Your task. Please count the lines below that contain the word "date", and reply with that number alone.

begin Input records

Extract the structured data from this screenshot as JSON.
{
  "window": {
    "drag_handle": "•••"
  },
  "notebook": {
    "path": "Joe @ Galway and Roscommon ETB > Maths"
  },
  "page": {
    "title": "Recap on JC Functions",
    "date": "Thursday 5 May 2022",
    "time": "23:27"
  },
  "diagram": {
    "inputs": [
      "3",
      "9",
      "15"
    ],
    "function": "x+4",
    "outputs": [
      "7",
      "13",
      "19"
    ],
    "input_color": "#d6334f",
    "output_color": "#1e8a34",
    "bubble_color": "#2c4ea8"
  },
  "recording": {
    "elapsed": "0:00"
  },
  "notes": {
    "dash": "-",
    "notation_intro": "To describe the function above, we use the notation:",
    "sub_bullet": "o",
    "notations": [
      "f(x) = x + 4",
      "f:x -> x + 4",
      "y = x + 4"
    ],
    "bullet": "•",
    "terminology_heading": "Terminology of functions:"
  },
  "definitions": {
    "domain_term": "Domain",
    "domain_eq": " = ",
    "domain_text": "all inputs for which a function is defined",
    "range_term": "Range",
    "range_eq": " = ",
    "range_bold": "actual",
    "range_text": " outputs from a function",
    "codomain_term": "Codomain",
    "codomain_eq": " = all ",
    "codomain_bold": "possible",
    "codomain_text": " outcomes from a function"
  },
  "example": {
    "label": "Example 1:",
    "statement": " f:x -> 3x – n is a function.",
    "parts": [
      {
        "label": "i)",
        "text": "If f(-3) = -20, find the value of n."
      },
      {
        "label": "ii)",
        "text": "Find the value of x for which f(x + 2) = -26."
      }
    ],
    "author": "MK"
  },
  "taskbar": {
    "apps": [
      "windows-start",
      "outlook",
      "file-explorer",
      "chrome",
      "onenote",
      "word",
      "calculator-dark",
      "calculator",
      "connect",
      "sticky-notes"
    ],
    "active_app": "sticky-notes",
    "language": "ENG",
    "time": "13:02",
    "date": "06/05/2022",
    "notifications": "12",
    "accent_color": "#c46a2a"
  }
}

end Input records

Completed exercise. 2